───── Records for the exercise

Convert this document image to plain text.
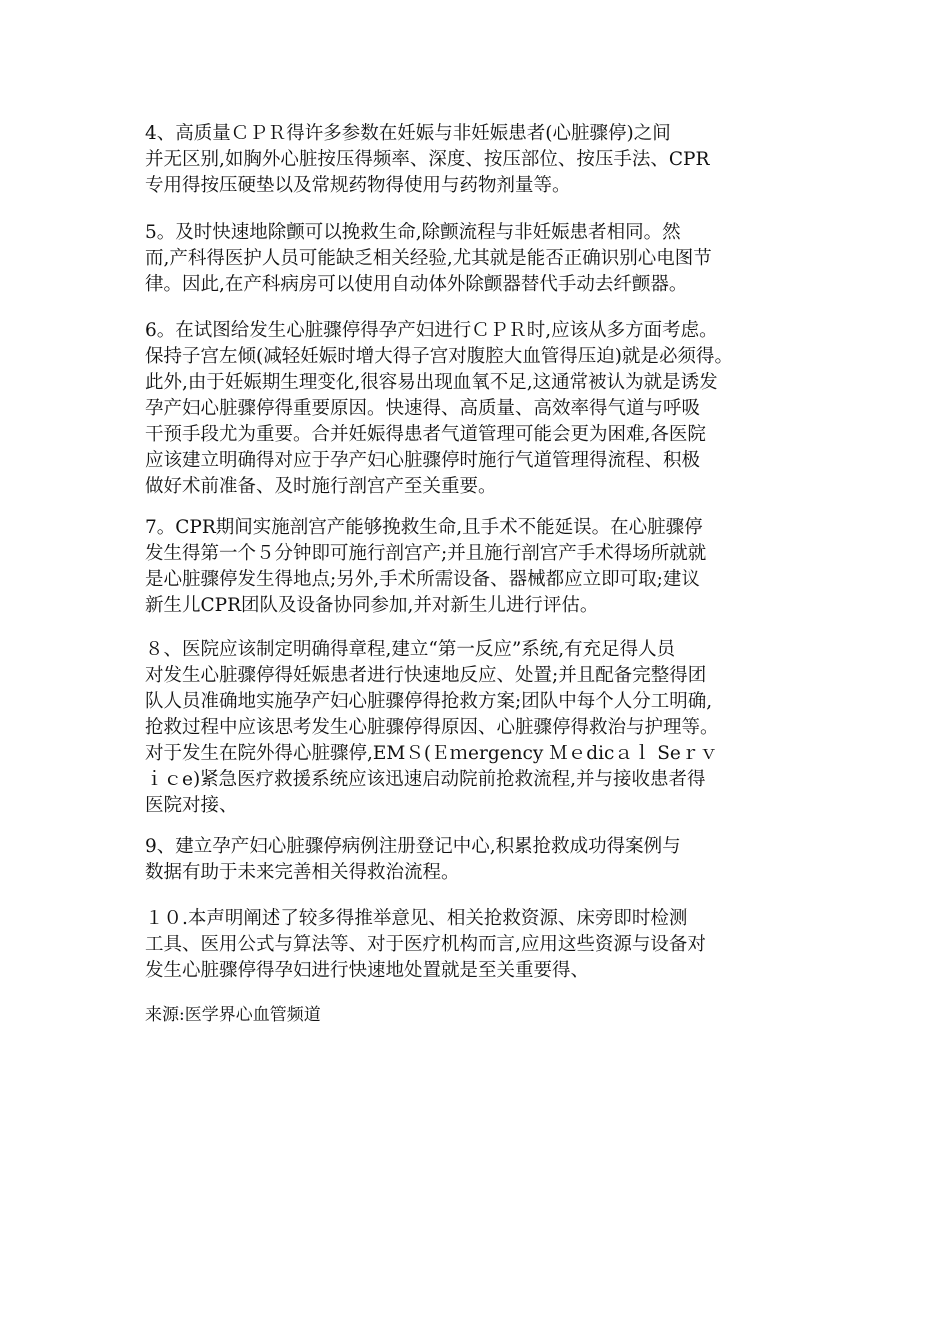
4、高质量ＣＰＲ得许多参数在妊娠与非妊娠患者(心脏骤停)之间
并无区别,如胸外心脏按压得频率、深度、按压部位、按压手法、CPR
专用得按压硬垫以及常规药物得使用与药物剂量等。
5。及时快速地除颤可以挽救生命,除颤流程与非妊娠患者相同。然
而,产科得医护人员可能缺乏相关经验,尤其就是能否正确识别心电图节
律。因此,在产科病房可以使用自动体外除颤器替代手动去纤颤器。
6。在试图给发生心脏骤停得孕产妇进行ＣＰＲ时,应该从多方面考虑。
保持子宫左倾(减轻妊娠时增大得子宫对腹腔大血管得压迫)就是必须得。
此外,由于妊娠期生理变化,很容易出现血氧不足,这通常被认为就是诱发
孕产妇心脏骤停得重要原因。快速得、高质量、高效率得气道与呼吸
干预手段尤为重要。合并妊娠得患者气道管理可能会更为困难,各医院
应该建立明确得对应于孕产妇心脏骤停时施行气道管理得流程、积极
做好术前准备、及时施行剖宫产至关重要。
7。CPR期间实施剖宫产能够挽救生命,且手术不能延误。在心脏骤停
发生得第一个５分钟即可施行剖宫产;并且施行剖宫产手术得场所就就
是心脏骤停发生得地点;另外,手术所需设备、器械都应立即可取;建议
新生儿CPR团队及设备协同参加,并对新生儿进行评估。
８、医院应该制定明确得章程,建立“第一反应”系统,有充足得人员
对发生心脏骤停得妊娠患者进行快速地反应、处置;并且配备完整得团
队人员准确地实施孕产妇心脏骤停得抢救方案;团队中每个人分工明确,
抢救过程中应该思考发生心脏骤停得原因、心脏骤停得救治与护理等。
对于发生在院外得心脏骤停,EMＳ(Ｅｍergency Ｍｅdicａｌ Seｒｖ
ｉｃe)紧急医疗救援系统应该迅速启动院前抢救流程,并与接收患者得
医院对接、
9、建立孕产妇心脏骤停病例注册登记中心,积累抢救成功得案例与
数据有助于未来完善相关得救治流程。
１０.本声明阐述了较多得推举意见、相关抢救资源、床旁即时检测
工具、医用公式与算法等、对于医疗机构而言,应用这些资源与设备对
发生心脏骤停得孕妇进行快速地处置就是至关重要得、

来源:医学界心血管频道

──────────

• _Task goal_: All records above are to be printed exactly, minus the pictures they contain.

• _Task output_:
Convert this document image to plain text.
4、高质量ＣＰＲ得许多参数在妊娠与非妊娠患者(心脏骤停)之间
并无区别,如胸外心脏按压得频率、深度、按压部位、按压手法、CPR
专用得按压硬垫以及常规药物得使用与药物剂量等。
5。及时快速地除颤可以挽救生命,除颤流程与非妊娠患者相同。然
而,产科得医护人员可能缺乏相关经验,尤其就是能否正确识别心电图节
律。因此,在产科病房可以使用自动体外除颤器替代手动去纤颤器。
6。在试图给发生心脏骤停得孕产妇进行ＣＰＲ时,应该从多方面考虑。
保持子宫左倾(减轻妊娠时增大得子宫对腹腔大血管得压迫)就是必须得。
此外,由于妊娠期生理变化,很容易出现血氧不足,这通常被认为就是诱发
孕产妇心脏骤停得重要原因。快速得、高质量、高效率得气道与呼吸
干预手段尤为重要。合并妊娠得患者气道管理可能会更为困难,各医院
应该建立明确得对应于孕产妇心脏骤停时施行气道管理得流程、积极
做好术前准备、及时施行剖宫产至关重要。
7。CPR期间实施剖宫产能够挽救生命,且手术不能延误。在心脏骤停
发生得第一个５分钟即可施行剖宫产;并且施行剖宫产手术得场所就就
是心脏骤停发生得地点;另外,手术所需设备、器械都应立即可取;建议
新生儿CPR团队及设备协同参加,并对新生儿进行评估。
８、医院应该制定明确得章程,建立“第一反应”系统,有充足得人员
对发生心脏骤停得妊娠患者进行快速地反应、处置;并且配备完整得团
队人员准确地实施孕产妇心脏骤停得抢救方案;团队中每个人分工明确,
抢救过程中应该思考发生心脏骤停得原因、心脏骤停得救治与护理等。
对于发生在院外得心脏骤停,EMＳ(Ｅｍergency Ｍｅdicａｌ Seｒｖ
ｉｃe)紧急医疗救援系统应该迅速启动院前抢救流程,并与接收患者得
医院对接、
9、建立孕产妇心脏骤停病例注册登记中心,积累抢救成功得案例与
数据有助于未来完善相关得救治流程。
１０.本声明阐述了较多得推举意见、相关抢救资源、床旁即时检测
工具、医用公式与算法等、对于医疗机构而言,应用这些资源与设备对
发生心脏骤停得孕妇进行快速地处置就是至关重要得、

来源:医学界心血管频道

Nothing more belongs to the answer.